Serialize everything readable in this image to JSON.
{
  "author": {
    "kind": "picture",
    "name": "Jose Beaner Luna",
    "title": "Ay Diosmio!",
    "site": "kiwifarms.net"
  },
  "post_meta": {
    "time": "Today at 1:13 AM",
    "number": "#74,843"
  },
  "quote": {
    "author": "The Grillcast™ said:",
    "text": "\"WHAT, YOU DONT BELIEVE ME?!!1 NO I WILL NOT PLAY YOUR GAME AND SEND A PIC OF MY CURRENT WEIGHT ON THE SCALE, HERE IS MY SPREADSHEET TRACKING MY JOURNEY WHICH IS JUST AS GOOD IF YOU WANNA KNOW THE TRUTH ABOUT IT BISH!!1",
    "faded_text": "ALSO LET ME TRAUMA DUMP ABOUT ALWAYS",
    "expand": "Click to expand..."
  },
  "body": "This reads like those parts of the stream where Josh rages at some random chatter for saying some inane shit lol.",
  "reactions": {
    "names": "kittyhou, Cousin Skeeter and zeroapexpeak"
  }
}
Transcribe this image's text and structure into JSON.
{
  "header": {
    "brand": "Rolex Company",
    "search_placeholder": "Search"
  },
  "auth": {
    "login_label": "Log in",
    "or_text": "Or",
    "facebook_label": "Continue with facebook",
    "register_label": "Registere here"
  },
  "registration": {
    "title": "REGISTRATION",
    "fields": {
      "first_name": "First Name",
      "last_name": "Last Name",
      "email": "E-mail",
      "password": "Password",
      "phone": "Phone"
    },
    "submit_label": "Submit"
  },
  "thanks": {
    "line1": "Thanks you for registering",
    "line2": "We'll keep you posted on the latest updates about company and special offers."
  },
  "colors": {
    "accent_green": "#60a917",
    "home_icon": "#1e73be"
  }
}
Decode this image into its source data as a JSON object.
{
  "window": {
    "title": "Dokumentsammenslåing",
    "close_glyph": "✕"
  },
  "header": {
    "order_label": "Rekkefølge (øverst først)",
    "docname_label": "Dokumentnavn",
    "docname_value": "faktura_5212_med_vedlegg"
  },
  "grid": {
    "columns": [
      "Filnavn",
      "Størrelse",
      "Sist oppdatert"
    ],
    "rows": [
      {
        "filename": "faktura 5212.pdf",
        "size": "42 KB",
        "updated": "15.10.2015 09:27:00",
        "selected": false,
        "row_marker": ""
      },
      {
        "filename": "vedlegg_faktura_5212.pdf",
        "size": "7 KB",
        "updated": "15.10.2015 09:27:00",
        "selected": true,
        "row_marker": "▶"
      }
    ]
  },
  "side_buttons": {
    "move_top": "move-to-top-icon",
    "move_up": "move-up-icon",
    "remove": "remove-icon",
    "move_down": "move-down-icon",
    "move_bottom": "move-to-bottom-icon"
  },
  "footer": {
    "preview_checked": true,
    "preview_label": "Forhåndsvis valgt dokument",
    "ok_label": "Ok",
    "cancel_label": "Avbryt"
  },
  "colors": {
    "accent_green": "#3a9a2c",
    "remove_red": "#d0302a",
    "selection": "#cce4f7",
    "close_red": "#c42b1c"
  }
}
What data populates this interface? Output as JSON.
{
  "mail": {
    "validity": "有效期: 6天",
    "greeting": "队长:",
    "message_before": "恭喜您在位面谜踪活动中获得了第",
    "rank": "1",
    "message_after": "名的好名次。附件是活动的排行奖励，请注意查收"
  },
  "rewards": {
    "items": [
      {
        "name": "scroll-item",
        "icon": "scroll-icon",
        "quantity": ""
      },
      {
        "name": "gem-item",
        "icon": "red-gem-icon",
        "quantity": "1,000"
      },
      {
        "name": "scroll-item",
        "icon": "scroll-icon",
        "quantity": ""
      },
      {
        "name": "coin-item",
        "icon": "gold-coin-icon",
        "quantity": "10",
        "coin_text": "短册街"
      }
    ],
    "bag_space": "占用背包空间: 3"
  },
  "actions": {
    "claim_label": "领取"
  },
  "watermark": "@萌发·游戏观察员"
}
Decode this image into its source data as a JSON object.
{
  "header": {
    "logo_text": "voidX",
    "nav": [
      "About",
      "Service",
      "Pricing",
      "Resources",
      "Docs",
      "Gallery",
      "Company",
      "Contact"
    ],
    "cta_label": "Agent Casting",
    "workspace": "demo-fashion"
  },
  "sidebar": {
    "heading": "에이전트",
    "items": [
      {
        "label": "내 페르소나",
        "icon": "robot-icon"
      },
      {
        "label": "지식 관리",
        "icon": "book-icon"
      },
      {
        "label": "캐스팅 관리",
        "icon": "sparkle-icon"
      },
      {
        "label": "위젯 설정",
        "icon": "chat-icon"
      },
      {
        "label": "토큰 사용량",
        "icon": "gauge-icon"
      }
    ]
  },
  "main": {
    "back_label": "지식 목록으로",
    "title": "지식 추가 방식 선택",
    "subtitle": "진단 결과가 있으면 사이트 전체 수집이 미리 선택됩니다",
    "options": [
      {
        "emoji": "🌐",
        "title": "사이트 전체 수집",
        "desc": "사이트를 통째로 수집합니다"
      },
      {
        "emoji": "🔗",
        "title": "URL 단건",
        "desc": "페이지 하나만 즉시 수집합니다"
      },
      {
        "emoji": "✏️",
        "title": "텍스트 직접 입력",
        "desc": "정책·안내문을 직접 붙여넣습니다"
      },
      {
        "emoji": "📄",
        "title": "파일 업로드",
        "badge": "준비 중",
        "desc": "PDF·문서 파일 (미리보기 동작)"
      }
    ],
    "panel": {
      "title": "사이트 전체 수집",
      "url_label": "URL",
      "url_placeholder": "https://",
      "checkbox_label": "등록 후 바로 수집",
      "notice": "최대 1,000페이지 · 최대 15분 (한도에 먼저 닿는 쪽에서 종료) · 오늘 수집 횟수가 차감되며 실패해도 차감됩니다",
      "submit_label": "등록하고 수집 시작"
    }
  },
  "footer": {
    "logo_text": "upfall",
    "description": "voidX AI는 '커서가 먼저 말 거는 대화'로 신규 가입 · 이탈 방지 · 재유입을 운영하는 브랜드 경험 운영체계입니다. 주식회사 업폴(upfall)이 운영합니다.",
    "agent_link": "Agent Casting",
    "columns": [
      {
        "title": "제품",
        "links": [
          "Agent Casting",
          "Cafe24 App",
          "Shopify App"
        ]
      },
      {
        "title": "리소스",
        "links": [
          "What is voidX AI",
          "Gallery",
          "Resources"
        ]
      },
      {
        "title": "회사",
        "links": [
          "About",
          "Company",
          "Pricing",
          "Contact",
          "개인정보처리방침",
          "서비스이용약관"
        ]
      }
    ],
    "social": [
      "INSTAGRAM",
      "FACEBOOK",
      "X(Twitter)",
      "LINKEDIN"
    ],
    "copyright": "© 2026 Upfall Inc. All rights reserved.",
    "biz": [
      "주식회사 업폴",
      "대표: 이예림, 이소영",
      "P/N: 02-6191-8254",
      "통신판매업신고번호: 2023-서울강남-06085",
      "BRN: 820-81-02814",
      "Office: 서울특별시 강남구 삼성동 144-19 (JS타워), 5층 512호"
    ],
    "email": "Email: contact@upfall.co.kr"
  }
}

#####

All the entries above need to be reproduced exactly.

:: Task solution ::
Serialize everything readable in this image to JSON.
{
  "author": {
    "kind": "picture",
    "name": "Jose Beaner Luna",
    "title": "Ay Diosmio!",
    "site": "kiwifarms.net"
  },
  "post_meta": {
    "time": "Today at 1:13 AM",
    "number": "#74,843"
  },
  "quote": {
    "author": "The Grillcast™ said:",
    "text": "\"WHAT, YOU DONT BELIEVE ME?!!1 NO I WILL NOT PLAY YOUR GAME AND SEND A PIC OF MY CURRENT WEIGHT ON THE SCALE, HERE IS MY SPREADSHEET TRACKING MY JOURNEY WHICH IS JUST AS GOOD IF YOU WANNA KNOW THE TRUTH ABOUT IT BISH!!1",
    "faded_text": "ALSO LET ME TRAUMA DUMP ABOUT ALWAYS",
    "expand": "Click to expand..."
  },
  "body": "This reads like those parts of the stream where Josh rages at some random chatter for saying some inane shit lol.",
  "reactions": {
    "names": "kittyhou, Cousin Skeeter and zeroapexpeak"
  }
}
Transcribe this image's text and structure into JSON.
{
  "header": {
    "brand": "Rolex Company",
    "search_placeholder": "Search"
  },
  "auth": {
    "login_label": "Log in",
    "or_text": "Or",
    "facebook_label": "Continue with facebook",
    "register_label": "Registere here"
  },
  "registration": {
    "title": "REGISTRATION",
    "fields": {
      "first_name": "First Name",
      "last_name": "Last Name",
      "email": "E-mail",
      "password": "Password",
      "phone": "Phone"
    },
    "submit_label": "Submit"
  },
  "thanks": {
    "line1": "Thanks you for registering",
    "line2": "We'll keep you posted on the latest updates about company and special offers."
  },
  "colors": {
    "accent_green": "#60a917",
    "home_icon": "#1e73be"
  }
}
Decode this image into its source data as a JSON object.
{
  "window": {
    "title": "Dokumentsammenslåing",
    "close_glyph": "✕"
  },
  "header": {
    "order_label": "Rekkefølge (øverst først)",
    "docname_label": "Dokumentnavn",
    "docname_value": "faktura_5212_med_vedlegg"
  },
  "grid": {
    "columns": [
      "Filnavn",
      "Størrelse",
      "Sist oppdatert"
    ],
    "rows": [
      {
        "filename": "faktura 5212.pdf",
        "size": "42 KB",
        "updated": "15.10.2015 09:27:00",
        "selected": false,
        "row_marker": ""
      },
      {
        "filename": "vedlegg_faktura_5212.pdf",
        "size": "7 KB",
        "updated": "15.10.2015 09:27:00",
        "selected": true,
        "row_marker": "▶"
      }
    ]
  },
  "side_buttons": {
    "move_top": "move-to-top-icon",
    "move_up": "move-up-icon",
    "remove": "remove-icon",
    "move_down": "move-down-icon",
    "move_bottom": "move-to-bottom-icon"
  },
  "footer": {
    "preview_checked": true,
    "preview_label": "Forhåndsvis valgt dokument",
    "ok_label": "Ok",
    "cancel_label": "Avbryt"
  },
  "colors": {
    "accent_green": "#3a9a2c",
    "remove_red": "#d0302a",
    "selection": "#cce4f7",
    "close_red": "#c42b1c"
  }
}
What data populates this interface? Output as JSON.
{
  "mail": {
    "validity": "有效期: 6天",
    "greeting": "队长:",
    "message_before": "恭喜您在位面谜踪活动中获得了第",
    "rank": "1",
    "message_after": "名的好名次。附件是活动的排行奖励，请注意查收"
  },
  "rewards": {
    "items": [
      {
        "name": "scroll-item",
        "icon": "scroll-icon",
        "quantity": ""
      },
      {
        "name": "gem-item",
        "icon": "red-gem-icon",
        "quantity": "1,000"
      },
      {
        "name": "scroll-item",
        "icon": "scroll-icon",
        "quantity": ""
      },
      {
        "name": "coin-item",
        "icon": "gold-coin-icon",
        "quantity": "10",
        "coin_text": "短册街"
      }
    ],
    "bag_space": "占用背包空间: 3"
  },
  "actions": {
    "claim_label": "领取"
  },
  "watermark": "@萌发·游戏观察员"
}
Decode this image into its source data as a JSON object.
{
  "header": {
    "logo_text": "voidX",
    "nav": [
      "About",
      "Service",
      "Pricing",
      "Resources",
      "Docs",
      "Gallery",
      "Company",
      "Contact"
    ],
    "cta_label": "Agent Casting",
    "workspace": "demo-fashion"
  },
  "sidebar": {
    "heading": "에이전트",
    "items": [
      {
        "label": "내 페르소나",
        "icon": "robot-icon"
      },
      {
        "label": "지식 관리",
        "icon": "book-icon"
      },
      {
        "label": "캐스팅 관리",
        "icon": "sparkle-icon"
      },
      {
        "label": "위젯 설정",
        "icon": "chat-icon"
      },
      {
        "label": "토큰 사용량",
        "icon": "gauge-icon"
      }
    ]
  },
  "main": {
    "back_label": "지식 목록으로",
    "title": "지식 추가 방식 선택",
    "subtitle": "진단 결과가 있으면 사이트 전체 수집이 미리 선택됩니다",
    "options": [
      {
        "emoji": "🌐",
        "title": "사이트 전체 수집",
        "desc": "사이트를 통째로 수집합니다"
      },
      {
        "emoji": "🔗",
        "title": "URL 단건",
        "desc": "페이지 하나만 즉시 수집합니다"
      },
      {
        "emoji": "✏️",
        "title": "텍스트 직접 입력",
        "desc": "정책·안내문을 직접 붙여넣습니다"
      },
      {
        "emoji": "📄",
        "title": "파일 업로드",
        "badge": "준비 중",
        "desc": "PDF·문서 파일 (미리보기 동작)"
      }
    ],
    "panel": {
      "title": "사이트 전체 수집",
      "url_label": "URL",
      "url_placeholder": "https://",
      "checkbox_label": "등록 후 바로 수집",
      "notice": "최대 1,000페이지 · 최대 15분 (한도에 먼저 닿는 쪽에서 종료) · 오늘 수집 횟수가 차감되며 실패해도 차감됩니다",
      "submit_label": "등록하고 수집 시작"
    }
  },
  "footer": {
    "logo_text": "upfall",
    "description": "voidX AI는 '커서가 먼저 말 거는 대화'로 신규 가입 · 이탈 방지 · 재유입을 운영하는 브랜드 경험 운영체계입니다. 주식회사 업폴(upfall)이 운영합니다.",
    "agent_link": "Agent Casting",
    "columns": [
      {
        "title": "제품",
        "links": [
          "Agent Casting",
          "Cafe24 App",
          "Shopify App"
        ]
      },
      {
        "title": "리소스",
        "links": [
          "What is voidX AI",
          "Gallery",
          "Resources"
        ]
      },
      {
        "title": "회사",
        "links": [
          "About",
          "Company",
          "Pricing",
          "Contact",
          "개인정보처리방침",
          "서비스이용약관"
        ]
      }
    ],
    "social": [
      "INSTAGRAM",
      "FACEBOOK",
      "X(Twitter)",
      "LINKEDIN"
    ],
    "copyright": "© 2026 Upfall Inc. All rights reserved.",
    "biz": [
      "주식회사 업폴",
      "대표: 이예림, 이소영",
      "P/N: 02-6191-8254",
      "통신판매업신고번호: 2023-서울강남-06085",
      "BRN: 820-81-02814",
      "Office: 서울특별시 강남구 삼성동 144-19 (JS타워), 5층 512호"
    ],
    "email": "Email: contact@upfall.co.kr"
  }
}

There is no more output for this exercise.